**WORK TO BE COMPLETED**
Copy every item below word for word, keeping each line as it stands.

Begin INFORMATION PROVIDED

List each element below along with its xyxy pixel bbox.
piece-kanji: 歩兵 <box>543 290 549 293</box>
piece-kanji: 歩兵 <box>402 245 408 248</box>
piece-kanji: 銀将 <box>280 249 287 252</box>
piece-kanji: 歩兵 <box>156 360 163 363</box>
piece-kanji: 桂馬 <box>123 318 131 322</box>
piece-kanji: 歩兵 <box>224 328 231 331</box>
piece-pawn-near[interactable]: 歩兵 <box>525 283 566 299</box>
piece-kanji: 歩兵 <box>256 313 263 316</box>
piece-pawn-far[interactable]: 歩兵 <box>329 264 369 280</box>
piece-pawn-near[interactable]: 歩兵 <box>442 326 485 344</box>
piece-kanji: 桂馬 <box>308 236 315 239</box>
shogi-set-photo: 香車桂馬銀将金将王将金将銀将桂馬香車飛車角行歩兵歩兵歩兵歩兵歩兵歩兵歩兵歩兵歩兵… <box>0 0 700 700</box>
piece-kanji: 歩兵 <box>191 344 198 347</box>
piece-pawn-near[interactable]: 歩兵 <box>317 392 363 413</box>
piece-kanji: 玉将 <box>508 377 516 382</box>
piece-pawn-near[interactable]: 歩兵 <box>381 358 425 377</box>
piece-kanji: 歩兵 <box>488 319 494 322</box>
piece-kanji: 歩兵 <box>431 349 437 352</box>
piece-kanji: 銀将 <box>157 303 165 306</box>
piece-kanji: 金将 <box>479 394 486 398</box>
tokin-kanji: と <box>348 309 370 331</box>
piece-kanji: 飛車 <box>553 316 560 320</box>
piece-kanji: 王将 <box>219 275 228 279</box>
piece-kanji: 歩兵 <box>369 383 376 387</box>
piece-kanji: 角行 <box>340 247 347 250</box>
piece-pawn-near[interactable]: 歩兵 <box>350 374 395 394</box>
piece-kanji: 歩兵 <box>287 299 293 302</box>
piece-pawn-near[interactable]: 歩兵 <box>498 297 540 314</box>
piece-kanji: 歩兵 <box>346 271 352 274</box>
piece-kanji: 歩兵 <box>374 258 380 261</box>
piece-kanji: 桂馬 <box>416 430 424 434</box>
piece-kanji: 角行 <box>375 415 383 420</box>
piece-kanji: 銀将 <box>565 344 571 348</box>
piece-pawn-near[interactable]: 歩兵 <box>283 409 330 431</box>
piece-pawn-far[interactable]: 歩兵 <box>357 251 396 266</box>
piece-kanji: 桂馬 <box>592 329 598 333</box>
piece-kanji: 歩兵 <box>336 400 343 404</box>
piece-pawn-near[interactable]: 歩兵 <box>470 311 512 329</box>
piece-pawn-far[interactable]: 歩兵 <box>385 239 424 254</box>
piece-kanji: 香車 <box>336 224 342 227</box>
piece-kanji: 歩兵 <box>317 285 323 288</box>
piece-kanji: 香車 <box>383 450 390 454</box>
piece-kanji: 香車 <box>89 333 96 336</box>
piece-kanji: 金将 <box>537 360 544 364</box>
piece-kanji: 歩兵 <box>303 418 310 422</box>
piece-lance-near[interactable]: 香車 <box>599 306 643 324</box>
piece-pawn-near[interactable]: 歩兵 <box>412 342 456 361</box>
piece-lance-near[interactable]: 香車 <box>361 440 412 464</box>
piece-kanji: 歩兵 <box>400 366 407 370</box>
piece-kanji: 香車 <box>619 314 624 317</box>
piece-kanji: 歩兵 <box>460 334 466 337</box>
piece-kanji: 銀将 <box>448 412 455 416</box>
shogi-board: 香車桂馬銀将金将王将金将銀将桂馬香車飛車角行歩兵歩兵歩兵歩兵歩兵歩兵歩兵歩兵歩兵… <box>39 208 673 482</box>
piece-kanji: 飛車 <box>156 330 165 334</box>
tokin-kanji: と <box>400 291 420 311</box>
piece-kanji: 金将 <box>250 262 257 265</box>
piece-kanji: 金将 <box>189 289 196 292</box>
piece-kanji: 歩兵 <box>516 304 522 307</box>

End INFORMATION PROVIDED

**CORRECT ANSWER**
List each element below along with its xyxy pixel bbox.
piece-kanji: 歩兵 <box>543 290 549 293</box>
piece-kanji: 歩兵 <box>402 245 408 248</box>
piece-kanji: 銀将 <box>280 249 287 252</box>
piece-kanji: 歩兵 <box>156 360 163 363</box>
piece-kanji: 桂馬 <box>123 318 131 322</box>
piece-kanji: 歩兵 <box>224 328 231 331</box>
piece-pawn-near[interactable]: 歩兵 <box>525 283 566 299</box>
piece-kanji: 歩兵 <box>256 313 263 316</box>
piece-pawn-far[interactable]: 歩兵 <box>329 264 369 280</box>
piece-pawn-near[interactable]: 歩兵 <box>442 326 485 344</box>
piece-kanji: 桂馬 <box>308 236 315 239</box>
shogi-set-photo: 香車桂馬銀将金将王将金将銀将桂馬香車飛車角行歩兵歩兵歩兵歩兵歩兵歩兵歩兵歩兵歩兵… <box>0 0 700 700</box>
piece-kanji: 歩兵 <box>191 344 198 347</box>
piece-pawn-near[interactable]: 歩兵 <box>317 392 363 413</box>
piece-kanji: 玉将 <box>508 377 516 382</box>
piece-pawn-near[interactable]: 歩兵 <box>381 358 425 377</box>
piece-kanji: 歩兵 <box>488 319 494 322</box>
piece-kanji: 歩兵 <box>431 349 437 352</box>
piece-kanji: 銀将 <box>157 303 165 306</box>
piece-kanji: 金将 <box>479 394 486 398</box>
tokin-kanji: と <box>348 309 370 331</box>
piece-kanji: 飛車 <box>553 316 560 320</box>
piece-kanji: 王将 <box>219 275 228 279</box>
piece-kanji: 歩兵 <box>369 383 376 387</box>
piece-kanji: 角行 <box>340 247 347 250</box>
piece-pawn-near[interactable]: 歩兵 <box>350 374 395 394</box>
piece-kanji: 歩兵 <box>287 299 293 302</box>
piece-pawn-near[interactable]: 歩兵 <box>498 297 540 314</box>
piece-kanji: 歩兵 <box>346 271 352 274</box>
piece-kanji: 歩兵 <box>374 258 380 261</box>
piece-kanji: 桂馬 <box>416 430 424 434</box>
piece-kanji: 角行 <box>375 415 383 420</box>
piece-kanji: 銀将 <box>565 344 571 348</box>
piece-pawn-near[interactable]: 歩兵 <box>283 409 330 431</box>
piece-pawn-far[interactable]: 歩兵 <box>357 251 396 266</box>
piece-kanji: 桂馬 <box>592 329 598 333</box>
piece-kanji: 歩兵 <box>336 400 343 404</box>
piece-pawn-near[interactable]: 歩兵 <box>470 311 512 329</box>
piece-pawn-far[interactable]: 歩兵 <box>385 239 424 254</box>
piece-kanji: 香車 <box>336 224 342 227</box>
piece-kanji: 歩兵 <box>317 285 323 288</box>
piece-kanji: 香車 <box>383 450 390 454</box>
piece-kanji: 香車 <box>89 333 96 336</box>
piece-kanji: 金将 <box>537 360 544 364</box>
piece-kanji: 歩兵 <box>303 418 310 422</box>
piece-lance-near[interactable]: 香車 <box>599 306 643 324</box>
piece-pawn-near[interactable]: 歩兵 <box>412 342 456 361</box>
piece-lance-near[interactable]: 香車 <box>361 440 412 464</box>
piece-kanji: 歩兵 <box>400 366 407 370</box>
piece-kanji: 香車 <box>619 314 624 317</box>
piece-kanji: 歩兵 <box>460 334 466 337</box>
piece-kanji: 銀将 <box>448 412 455 416</box>
shogi-board: 香車桂馬銀将金将王将金将銀将桂馬香車飛車角行歩兵歩兵歩兵歩兵歩兵歩兵歩兵歩兵歩兵… <box>39 208 673 482</box>
piece-kanji: 飛車 <box>156 330 165 334</box>
tokin-kanji: と <box>400 291 420 311</box>
piece-kanji: 金将 <box>250 262 257 265</box>
piece-kanji: 金将 <box>189 289 196 292</box>
piece-kanji: 歩兵 <box>516 304 522 307</box>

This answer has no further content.